What to work on »
• a. In the command-line string tools documentation, when several strings are passed to mock as separate arguments, how does the script join them?
• b. Name every Python string method mentioned in the command-line string tools documentation.
• c. Write the next part of the command-line string tools documentation, picking up after its final sentence.

--- begin Excerpted text ---

Convert an input string into a version with alternating capitalization as used in sarcastic texting.
EXAMPLES:
$ mock hello there
hElLo ThErE
$ mock -c hello there
HeLlO tHeRe
$ echo -e 'hello\tthere\ngeneral\tkenobi' | mock
hElLo ThErE
gEnErAl KeNoBi
NOTE: If multiple strings are provided as separate command line arguments, they will be subject to the shell parsing rules. The script has no way of knowing the whitespace originally used to separate the arguments, so it will assume to join them with single spaces. To preserve whitespace, use quoting.
Compute the length of each string. For most purposes, just saves a few
keystrokes from the more versatile echo -n "$string" | wc pattern, but
also serves as a way to apply the counting on EACH input token.
EXAMPLES:
$ len "hello there"
11
$ len general kenobi you are a bold one
7 6 3 3 1 4 3
$ len -1 -- separate lines please
8
5
6
$ len -t -- there are 5 tokens here
5
NOTE: "Tokens" are determined by how the shell running this script parses the input at the command line. If you intend a string with whitespace to be parsed as one token, be sure to follow your shell's quoting rules. Reading from stdin always treats the string as one token.
Apply Python's str.upper() or str.capitalize() on the input words to capitalize whole words or just the first character of each word.
EXAMPLES:
$ upper -n 'hello there'
HELLO THERE
$ echo -e " hello\n there" | upper -t
Hello
There
$ echo 'hello THERE' | upper -tf
Hello There
$ echo 'hello-there-general-kenobi' | upper -td '-'
Hello-There-General-Kenobi
NOTE: If you supply multiple strings as a whitespace-separated list at the command line, it will be interpreted as the concatenation of the strings with a single space joining them. Use quoting to preserve whitespace in your shell script. The determining of WORDs when using title case is done WITHIN each input STRING. That is, the single token "hello there" will still be treated as two WORDs.
Apply Python's str.lower() on the input strings.
EXAMPLES:
$ lower -n 'HELLO THERE'
hello there
$ echo -e " HELLO\n thERe" | lower
hello
there
NOTE: If you supply multiple strings as a whitespace-separated list at the command line, it will be interpreted as the concatenation of the strings with a single space joining them. Use quoting to preserve whitespace in your shell script.

--- end Excerpted text ---
--- begin Provided records ---

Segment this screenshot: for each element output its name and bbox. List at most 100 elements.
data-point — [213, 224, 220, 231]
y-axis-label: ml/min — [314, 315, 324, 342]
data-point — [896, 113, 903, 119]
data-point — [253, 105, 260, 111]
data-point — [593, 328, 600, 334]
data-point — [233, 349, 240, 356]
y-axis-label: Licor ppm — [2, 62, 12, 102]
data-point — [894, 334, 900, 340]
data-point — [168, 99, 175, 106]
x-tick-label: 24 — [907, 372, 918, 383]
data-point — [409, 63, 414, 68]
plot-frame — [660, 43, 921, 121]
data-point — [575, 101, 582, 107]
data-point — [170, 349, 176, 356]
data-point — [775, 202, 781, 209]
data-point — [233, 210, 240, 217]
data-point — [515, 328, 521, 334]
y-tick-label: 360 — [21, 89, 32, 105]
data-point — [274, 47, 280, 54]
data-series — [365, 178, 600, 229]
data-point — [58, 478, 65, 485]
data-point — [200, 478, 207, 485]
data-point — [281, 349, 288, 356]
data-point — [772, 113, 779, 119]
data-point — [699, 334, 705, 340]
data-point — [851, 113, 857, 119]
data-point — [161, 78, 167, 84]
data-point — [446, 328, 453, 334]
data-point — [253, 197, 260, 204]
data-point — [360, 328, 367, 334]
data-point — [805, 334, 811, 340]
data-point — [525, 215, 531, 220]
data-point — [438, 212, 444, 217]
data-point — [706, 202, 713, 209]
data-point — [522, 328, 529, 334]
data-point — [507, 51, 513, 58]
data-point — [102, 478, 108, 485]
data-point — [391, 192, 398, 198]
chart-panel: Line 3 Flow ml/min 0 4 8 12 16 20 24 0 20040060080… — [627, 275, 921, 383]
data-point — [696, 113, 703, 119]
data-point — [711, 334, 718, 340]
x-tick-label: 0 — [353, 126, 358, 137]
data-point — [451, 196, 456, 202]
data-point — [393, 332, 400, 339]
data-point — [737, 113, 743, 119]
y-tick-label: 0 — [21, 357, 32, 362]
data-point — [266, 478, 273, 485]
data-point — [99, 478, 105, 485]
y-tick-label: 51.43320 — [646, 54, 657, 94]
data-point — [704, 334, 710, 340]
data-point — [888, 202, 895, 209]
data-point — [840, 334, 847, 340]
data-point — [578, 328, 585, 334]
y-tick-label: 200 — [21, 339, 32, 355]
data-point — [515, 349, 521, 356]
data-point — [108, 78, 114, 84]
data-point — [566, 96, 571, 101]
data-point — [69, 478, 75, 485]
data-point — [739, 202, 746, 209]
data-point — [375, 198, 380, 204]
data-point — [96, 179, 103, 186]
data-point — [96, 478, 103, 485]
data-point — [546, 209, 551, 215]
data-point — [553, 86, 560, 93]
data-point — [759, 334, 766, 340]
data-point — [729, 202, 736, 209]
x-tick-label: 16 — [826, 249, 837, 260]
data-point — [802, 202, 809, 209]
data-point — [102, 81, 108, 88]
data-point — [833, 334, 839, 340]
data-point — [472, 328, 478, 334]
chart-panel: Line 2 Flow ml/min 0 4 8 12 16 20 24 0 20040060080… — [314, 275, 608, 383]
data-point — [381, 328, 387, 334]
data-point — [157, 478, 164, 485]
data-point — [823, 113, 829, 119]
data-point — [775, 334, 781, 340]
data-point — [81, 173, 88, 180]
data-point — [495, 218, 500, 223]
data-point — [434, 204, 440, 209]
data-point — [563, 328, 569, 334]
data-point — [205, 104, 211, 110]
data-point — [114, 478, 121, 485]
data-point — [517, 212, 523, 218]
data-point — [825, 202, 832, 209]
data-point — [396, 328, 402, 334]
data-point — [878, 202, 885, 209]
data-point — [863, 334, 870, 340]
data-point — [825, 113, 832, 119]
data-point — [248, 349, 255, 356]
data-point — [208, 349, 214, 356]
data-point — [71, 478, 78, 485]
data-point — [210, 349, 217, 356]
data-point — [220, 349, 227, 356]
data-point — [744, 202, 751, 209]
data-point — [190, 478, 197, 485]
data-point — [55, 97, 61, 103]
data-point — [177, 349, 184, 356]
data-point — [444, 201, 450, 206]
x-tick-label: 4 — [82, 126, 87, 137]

--- end Provided records ---

Expected results »
• a. It joins them with single spaces.

• b. str.upper(), str.capitalize(), str.lower()

• c.
Generate strings of random characters of fixed or random length.
There are three SOURCEs of characters to make up the final weighted
ALPHABET from which the STRING is generated:
1. `LITERALS` supplied to the `-a`/`--alphabet` option.
2. Text `FILE`s supplied to the `-f`/`--file` option. Binary files
are currently not supported.
3. Character class `FLAG`s supplied to the `-c`/`--classes` option.
The resolution from SOURCEs to ALPHABET is as follows:
1. Each `SOURCE` resolves to its own weighted `CHARSET`. The command
line option for each `SOURCE` can also be repeated an arbitrary
number of times. The characters and their counts from each option
instance are simply combined before resolving.
2. The three `CHARSET`s are then combined to create the final
weighted `ALPHABET`. This means that the counts (weights) of
shared characters across `CHARSET`s are added.
The final STRING is then chosen as a random combination of this
ALPHABET (with or without replacement depending on -u/--unique).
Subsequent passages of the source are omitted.